[Source data]
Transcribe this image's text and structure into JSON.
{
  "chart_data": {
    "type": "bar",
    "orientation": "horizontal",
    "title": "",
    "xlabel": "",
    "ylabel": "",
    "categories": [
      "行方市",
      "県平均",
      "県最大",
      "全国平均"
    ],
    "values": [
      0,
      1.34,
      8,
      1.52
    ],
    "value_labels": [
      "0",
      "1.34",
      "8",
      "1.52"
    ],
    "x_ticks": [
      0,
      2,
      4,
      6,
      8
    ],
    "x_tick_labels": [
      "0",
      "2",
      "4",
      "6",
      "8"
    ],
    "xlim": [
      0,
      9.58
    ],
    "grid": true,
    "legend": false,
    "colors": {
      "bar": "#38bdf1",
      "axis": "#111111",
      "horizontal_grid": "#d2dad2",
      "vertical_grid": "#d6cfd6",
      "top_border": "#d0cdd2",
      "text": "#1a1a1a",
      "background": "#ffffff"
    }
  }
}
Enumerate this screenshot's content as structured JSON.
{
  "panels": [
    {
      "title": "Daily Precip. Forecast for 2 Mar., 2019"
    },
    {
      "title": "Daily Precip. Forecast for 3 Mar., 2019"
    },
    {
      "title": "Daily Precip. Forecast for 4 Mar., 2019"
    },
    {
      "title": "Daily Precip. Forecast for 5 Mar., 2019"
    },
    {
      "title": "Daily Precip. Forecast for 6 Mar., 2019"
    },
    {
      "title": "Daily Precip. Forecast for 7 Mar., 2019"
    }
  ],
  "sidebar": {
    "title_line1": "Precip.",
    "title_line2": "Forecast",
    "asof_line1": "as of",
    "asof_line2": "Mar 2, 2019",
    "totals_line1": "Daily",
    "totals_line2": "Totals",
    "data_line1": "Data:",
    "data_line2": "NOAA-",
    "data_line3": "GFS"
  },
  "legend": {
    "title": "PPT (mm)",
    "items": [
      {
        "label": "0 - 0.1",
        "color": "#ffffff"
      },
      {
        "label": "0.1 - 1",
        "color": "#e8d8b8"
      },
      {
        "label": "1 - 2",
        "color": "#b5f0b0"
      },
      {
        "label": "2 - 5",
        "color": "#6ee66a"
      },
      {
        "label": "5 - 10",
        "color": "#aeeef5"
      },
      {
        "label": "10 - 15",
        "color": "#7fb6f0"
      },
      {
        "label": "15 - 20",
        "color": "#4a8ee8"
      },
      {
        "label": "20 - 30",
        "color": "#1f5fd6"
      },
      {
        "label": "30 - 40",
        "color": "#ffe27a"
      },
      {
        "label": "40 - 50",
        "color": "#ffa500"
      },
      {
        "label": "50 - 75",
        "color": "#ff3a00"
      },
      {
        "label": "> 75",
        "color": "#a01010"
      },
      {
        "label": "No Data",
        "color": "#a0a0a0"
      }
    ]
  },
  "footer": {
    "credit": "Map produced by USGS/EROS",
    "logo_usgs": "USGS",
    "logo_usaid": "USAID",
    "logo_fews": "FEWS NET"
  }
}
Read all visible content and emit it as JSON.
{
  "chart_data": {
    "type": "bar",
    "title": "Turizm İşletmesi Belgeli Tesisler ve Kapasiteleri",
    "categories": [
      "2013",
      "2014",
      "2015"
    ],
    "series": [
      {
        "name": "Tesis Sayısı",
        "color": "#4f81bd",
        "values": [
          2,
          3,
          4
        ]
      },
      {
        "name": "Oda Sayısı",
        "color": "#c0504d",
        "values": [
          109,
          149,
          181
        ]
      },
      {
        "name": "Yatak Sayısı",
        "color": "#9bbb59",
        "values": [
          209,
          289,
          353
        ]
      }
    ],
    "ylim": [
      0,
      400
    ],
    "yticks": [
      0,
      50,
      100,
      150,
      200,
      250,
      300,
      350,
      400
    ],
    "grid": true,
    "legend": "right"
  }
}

> [Work to complete] Copy all of the data exactly.

> [The answer]
Transcribe this image's text and structure into JSON.
{
  "chart_data": {
    "type": "bar",
    "orientation": "horizontal",
    "title": "",
    "xlabel": "",
    "ylabel": "",
    "categories": [
      "行方市",
      "県平均",
      "県最大",
      "全国平均"
    ],
    "values": [
      0,
      1.34,
      8,
      1.52
    ],
    "value_labels": [
      "0",
      "1.34",
      "8",
      "1.52"
    ],
    "x_ticks": [
      0,
      2,
      4,
      6,
      8
    ],
    "x_tick_labels": [
      "0",
      "2",
      "4",
      "6",
      "8"
    ],
    "xlim": [
      0,
      9.58
    ],
    "grid": true,
    "legend": false,
    "colors": {
      "bar": "#38bdf1",
      "axis": "#111111",
      "horizontal_grid": "#d2dad2",
      "vertical_grid": "#d6cfd6",
      "top_border": "#d0cdd2",
      "text": "#1a1a1a",
      "background": "#ffffff"
    }
  }
}
Enumerate this screenshot's content as structured JSON.
{
  "panels": [
    {
      "title": "Daily Precip. Forecast for 2 Mar., 2019"
    },
    {
      "title": "Daily Precip. Forecast for 3 Mar., 2019"
    },
    {
      "title": "Daily Precip. Forecast for 4 Mar., 2019"
    },
    {
      "title": "Daily Precip. Forecast for 5 Mar., 2019"
    },
    {
      "title": "Daily Precip. Forecast for 6 Mar., 2019"
    },
    {
      "title": "Daily Precip. Forecast for 7 Mar., 2019"
    }
  ],
  "sidebar": {
    "title_line1": "Precip.",
    "title_line2": "Forecast",
    "asof_line1": "as of",
    "asof_line2": "Mar 2, 2019",
    "totals_line1": "Daily",
    "totals_line2": "Totals",
    "data_line1": "Data:",
    "data_line2": "NOAA-",
    "data_line3": "GFS"
  },
  "legend": {
    "title": "PPT (mm)",
    "items": [
      {
        "label": "0 - 0.1",
        "color": "#ffffff"
      },
      {
        "label": "0.1 - 1",
        "color": "#e8d8b8"
      },
      {
        "label": "1 - 2",
        "color": "#b5f0b0"
      },
      {
        "label": "2 - 5",
        "color": "#6ee66a"
      },
      {
        "label": "5 - 10",
        "color": "#aeeef5"
      },
      {
        "label": "10 - 15",
        "color": "#7fb6f0"
      },
      {
        "label": "15 - 20",
        "color": "#4a8ee8"
      },
      {
        "label": "20 - 30",
        "color": "#1f5fd6"
      },
      {
        "label": "30 - 40",
        "color": "#ffe27a"
      },
      {
        "label": "40 - 50",
        "color": "#ffa500"
      },
      {
        "label": "50 - 75",
        "color": "#ff3a00"
      },
      {
        "label": "> 75",
        "color": "#a01010"
      },
      {
        "label": "No Data",
        "color": "#a0a0a0"
      }
    ]
  },
  "footer": {
    "credit": "Map produced by USGS/EROS",
    "logo_usgs": "USGS",
    "logo_usaid": "USAID",
    "logo_fews": "FEWS NET"
  }
}
Read all visible content and emit it as JSON.
{
  "chart_data": {
    "type": "bar",
    "title": "Turizm İşletmesi Belgeli Tesisler ve Kapasiteleri",
    "categories": [
      "2013",
      "2014",
      "2015"
    ],
    "series": [
      {
        "name": "Tesis Sayısı",
        "color": "#4f81bd",
        "values": [
          2,
          3,
          4
        ]
      },
      {
        "name": "Oda Sayısı",
        "color": "#c0504d",
        "values": [
          109,
          149,
          181
        ]
      },
      {
        "name": "Yatak Sayısı",
        "color": "#9bbb59",
        "values": [
          209,
          289,
          353
        ]
      }
    ],
    "ylim": [
      0,
      400
    ],
    "yticks": [
      0,
      50,
      100,
      150,
      200,
      250,
      300,
      350,
      400
    ],
    "grid": true,
    "legend": "right"
  }
}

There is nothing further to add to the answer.